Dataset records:
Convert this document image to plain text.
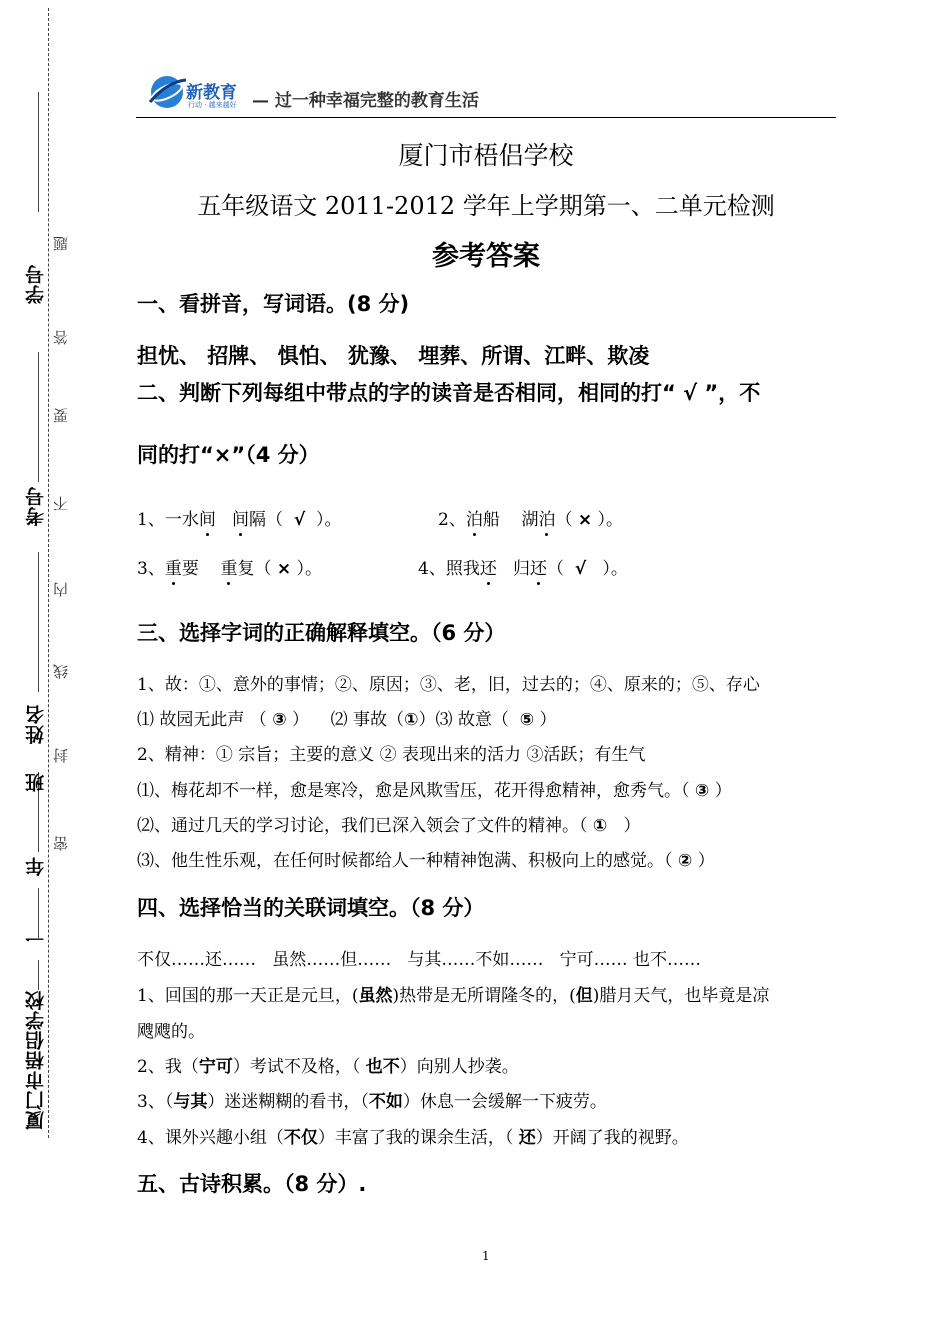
学号
考号
姓名
班
年
一
厦门市梧侣学校
题
答
要
不
内
线
封
密
新教育
行动 · 越来越好 — 过一种幸福完整的教育生活
厦门市梧侣学校
五年级语文 2011-2012 学年上学期第一、二单元检测
参考答案
一、看拼音，写词语。(8 分)
担忧、 招牌、 惧怕、 犹豫、 埋葬、所谓、江畔、欺凌
二、判断下列每组中带点的字的读音是否相同，相同的打“ √ ”，不
同的打“×”（4 分）
1、一水间 间隔（ √ ）。	2、泊船 湖泊（ × ）。
3、重要 重复（ × ）。	4、照我还 归还（ √ ）。
三、选择字词的正确解释填空。（6 分）
1、故：①、意外的事情；②、原因；③、老，旧，过去的；④、原来的；⑤、存心
⑴ 故园无此声 （ ③ ） ⑵ 事故（①）⑶ 故意（ ⑤ ）
2、精神：① 宗旨；主要的意义 ② 表现出来的活力 ③活跃；有生气
⑴、梅花却不一样，愈是寒冷，愈是风欺雪压，花开得愈精神，愈秀气。（ ③ ）
⑵、通过几天的学习讨论，我们已深入领会了文件的精神。（ ① ）
⑶、他生性乐观，在任何时候都给人一种精神饱满、积极向上的感觉。（ ② ）
四、选择恰当的关联词填空。（8 分）
不仅……还……   虽然……但……   与其……不如……   宁可…… 也不……
1、回国的那一天正是元旦，(虽然)热带是无所谓隆冬的，(但)腊月天气，也毕竟是凉
飕飕的。
2、我（宁可）考试不及格，（ 也不）向别人抄袭。
3、（与其）迷迷糊糊的看书，（不如）休息一会缓解一下疲劳。
4、课外兴趣小组（不仅）丰富了我的课余生活，（ 还）开阔了我的视野。
五、古诗积累。（8 分）.
1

# [OBJECTIVE]
Copy the records above exactly, leaving out every picture.

# [SOLUTION BELOW]
Convert this document image to plain text.
学号
考号
姓名
班
年
一
厦门市梧侣学校
题
答
要
不
内
线
封
密
新教育
行动 · 越来越好 — 过一种幸福完整的教育生活
厦门市梧侣学校
五年级语文 2011-2012 学年上学期第一、二单元检测
参考答案
一、看拼音，写词语。(8 分)
担忧、 招牌、 惧怕、 犹豫、 埋葬、所谓、江畔、欺凌
二、判断下列每组中带点的字的读音是否相同，相同的打“ √ ”，不
同的打“×”（4 分）
1、一水间 间隔（ √ ）。	2、泊船 湖泊（ × ）。
3、重要 重复（ × ）。	4、照我还 归还（ √ ）。
三、选择字词的正确解释填空。（6 分）
1、故：①、意外的事情；②、原因；③、老，旧，过去的；④、原来的；⑤、存心
⑴ 故园无此声 （ ③ ） ⑵ 事故（①）⑶ 故意（ ⑤ ）
2、精神：① 宗旨；主要的意义 ② 表现出来的活力 ③活跃；有生气
⑴、梅花却不一样，愈是寒冷，愈是风欺雪压，花开得愈精神，愈秀气。（ ③ ）
⑵、通过几天的学习讨论，我们已深入领会了文件的精神。（ ① ）
⑶、他生性乐观，在任何时候都给人一种精神饱满、积极向上的感觉。（ ② ）
四、选择恰当的关联词填空。（8 分）
不仅……还……   虽然……但……   与其……不如……   宁可…… 也不……
1、回国的那一天正是元旦，(虽然)热带是无所谓隆冬的，(但)腊月天气，也毕竟是凉
飕飕的。
2、我（宁可）考试不及格，（ 也不）向别人抄袭。
3、（与其）迷迷糊糊的看书，（不如）休息一会缓解一下疲劳。
4、课外兴趣小组（不仅）丰富了我的课余生活，（ 还）开阔了我的视野。
五、古诗积累。（8 分）.
1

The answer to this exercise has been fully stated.